Hasta ese día, sólo disponían de luz, algunos privilegiados que tenían motor particular: el mayordomo del Conde, que daba también iluminación a los alrededores de su domicilio,  en lo que se llamaba el "Camino del Conde", hoy: C/. Alcalde Marcial Franco. Se cuenta que existía otro motor en el núcleo de población de "El Charco", muy posiblemente el mismo del Faro de Maspalomas y, más tarde, a principio de los años 60 del s.XX, cuando la NASA instala en Maspalomas la Estación de seguimiento de los Proyectos "Mercury", "Gémini" y, poco después "Apolo", ésta suministra electricidad a las viviendas de sus alrededores.
 

Pero la luz pública (propiamente dicha- se hizo esperar algunos años más, y llama poderosamente la atención que aquel pueblecito (el Poblado de San Fernando), de aspecto modernista, diseñado por la prestigiosa mano del nunca suficientemente reconocido arquitecto Manuel de la Peña, no tuvo inicialmente previsto la iluminación eléctrica y, durante unos cinco años hubo que hacer uso de las tradicionales velas, quinqués o luces de carburo.

Y, si de día tenía un aspecto alegre y vanguardista, por la noche aparentaba lúgubre con sus calles cubiertas de gruesos granos de picón que, por supuesto, contrastaban en gran manera con las viviendas del resto del pueblo maspalomero, salpicado de viviendas de arquitectura tradicional canaria; -tejados a dos aguas- y generosos patios enlajados.
 
En las afueras del Poblado se instaló un motor que daba luz desde el atardecer hasta medianoche y, cuando se procedió a abrir mil y una ranuras, se instaló el cableado y las luminarias y, definitivamente se iluminaron el interior y las calles de este entrañable núcleo urbano, aquello fué una algarabía total.... los chiquillos no paraban de correr gritando: ("la luuuú..., la luuuú..., la luuuú...")

Listado proporcionado =
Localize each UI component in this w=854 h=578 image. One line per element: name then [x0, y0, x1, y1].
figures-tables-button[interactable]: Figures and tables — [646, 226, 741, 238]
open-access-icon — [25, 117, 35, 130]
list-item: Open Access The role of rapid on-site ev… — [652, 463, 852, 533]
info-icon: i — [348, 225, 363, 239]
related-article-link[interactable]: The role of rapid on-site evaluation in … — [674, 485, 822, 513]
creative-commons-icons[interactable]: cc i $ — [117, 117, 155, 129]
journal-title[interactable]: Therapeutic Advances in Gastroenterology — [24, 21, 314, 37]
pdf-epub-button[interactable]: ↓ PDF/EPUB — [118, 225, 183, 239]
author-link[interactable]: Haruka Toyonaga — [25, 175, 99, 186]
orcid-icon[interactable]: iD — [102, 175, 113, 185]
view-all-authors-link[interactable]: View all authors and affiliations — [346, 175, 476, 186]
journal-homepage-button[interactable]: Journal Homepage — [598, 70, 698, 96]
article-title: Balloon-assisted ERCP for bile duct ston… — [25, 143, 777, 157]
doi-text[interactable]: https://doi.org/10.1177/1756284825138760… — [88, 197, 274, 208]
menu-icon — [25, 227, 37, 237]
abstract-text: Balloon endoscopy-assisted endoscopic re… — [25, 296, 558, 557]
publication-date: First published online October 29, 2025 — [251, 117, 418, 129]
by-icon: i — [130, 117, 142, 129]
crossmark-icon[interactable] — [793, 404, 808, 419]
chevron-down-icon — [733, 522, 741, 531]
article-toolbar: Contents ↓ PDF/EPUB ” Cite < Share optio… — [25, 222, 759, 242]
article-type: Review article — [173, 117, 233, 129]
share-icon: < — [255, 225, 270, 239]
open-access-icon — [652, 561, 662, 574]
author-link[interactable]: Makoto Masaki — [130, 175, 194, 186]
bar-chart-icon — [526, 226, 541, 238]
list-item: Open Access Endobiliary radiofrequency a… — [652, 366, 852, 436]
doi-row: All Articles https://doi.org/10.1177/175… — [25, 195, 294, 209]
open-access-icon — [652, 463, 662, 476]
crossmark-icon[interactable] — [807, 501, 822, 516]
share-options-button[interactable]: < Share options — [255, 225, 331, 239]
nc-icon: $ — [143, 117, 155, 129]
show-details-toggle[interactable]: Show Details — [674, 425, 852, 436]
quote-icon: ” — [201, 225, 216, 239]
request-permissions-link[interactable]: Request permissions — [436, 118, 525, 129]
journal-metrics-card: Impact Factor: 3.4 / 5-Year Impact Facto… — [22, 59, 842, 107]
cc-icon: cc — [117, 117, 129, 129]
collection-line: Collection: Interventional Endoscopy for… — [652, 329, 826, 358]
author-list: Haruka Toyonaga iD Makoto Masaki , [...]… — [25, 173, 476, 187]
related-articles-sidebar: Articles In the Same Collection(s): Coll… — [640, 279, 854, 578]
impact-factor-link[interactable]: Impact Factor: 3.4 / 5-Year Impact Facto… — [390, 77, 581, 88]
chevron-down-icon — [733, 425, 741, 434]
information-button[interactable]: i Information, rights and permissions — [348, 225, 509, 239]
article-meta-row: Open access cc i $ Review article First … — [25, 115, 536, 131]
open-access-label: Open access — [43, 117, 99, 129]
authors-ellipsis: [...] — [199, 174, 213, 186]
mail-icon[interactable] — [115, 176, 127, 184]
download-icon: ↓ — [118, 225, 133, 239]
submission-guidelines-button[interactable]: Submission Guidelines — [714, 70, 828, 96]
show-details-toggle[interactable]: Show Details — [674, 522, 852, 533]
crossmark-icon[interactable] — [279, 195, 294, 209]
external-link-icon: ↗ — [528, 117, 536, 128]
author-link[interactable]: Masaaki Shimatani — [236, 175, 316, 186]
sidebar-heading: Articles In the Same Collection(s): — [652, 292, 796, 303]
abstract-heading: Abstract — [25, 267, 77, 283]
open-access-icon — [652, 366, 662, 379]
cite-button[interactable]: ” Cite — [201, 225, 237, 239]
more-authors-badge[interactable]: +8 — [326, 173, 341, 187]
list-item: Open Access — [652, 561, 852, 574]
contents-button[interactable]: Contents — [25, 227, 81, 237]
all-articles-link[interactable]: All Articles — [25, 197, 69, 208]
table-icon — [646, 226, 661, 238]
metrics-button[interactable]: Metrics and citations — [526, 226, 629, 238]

Por hacer = Escribe cómo sigue el texto sobre la llegada de la luz eléctrica a Maspalomas a partir de su última frase. El listado no hace falta para nada.

Respuesta del ejercicio =
Y los vecinos se concentraban en los domicilios de los que tenían televisión, (dos o tres en todo el pueblo), y en las noches veraniegas se organizaban en las aceras multitudinarios Juegos de Lotería.

A partir de este momento es cuando el pequeño Poblado de San Fernando se convierte en el punto de encuentro y concentración de todos los vecinos de Maspalomas y, de las cercanas cuarterías de aparceros.

Quede dicho que a partir de este instante también, el Poblado de San Fernando pasa a ser el centro neurálgico de toda la zona de costa del municipio de San Bartolomé de Tirajana, coexistiendo en torno a su plaza central, (hermosamente empedrada con canto rodado de colores, que formaban figuras geométricas): la Oficina Municipal –que por primera vez se descentraliza de Tunte-; La Tienda de aceite y vinagre; el Correo; La Farmacia y la Casa del Guarda Jurado. Todo ello, además de: la Iglesia y la Escuela que también hacían de Casa de la Cultura o lugar de encuentro y ocio de los jóvenes.


Así tenemos, en el Poblado de San Fernando: el centro del poder político, social y religioso de casi toda la zona de costa del municipio de San Bartolomé de Tirajana.

A este respecto: mil anécdotas que contar que forman parte de la apasionante historiografía de un pequeño Pueblo, en el que hoy conviven en feliz armonía, una sociedad multicultural: abierta, tolerante, acogedora y solidaria.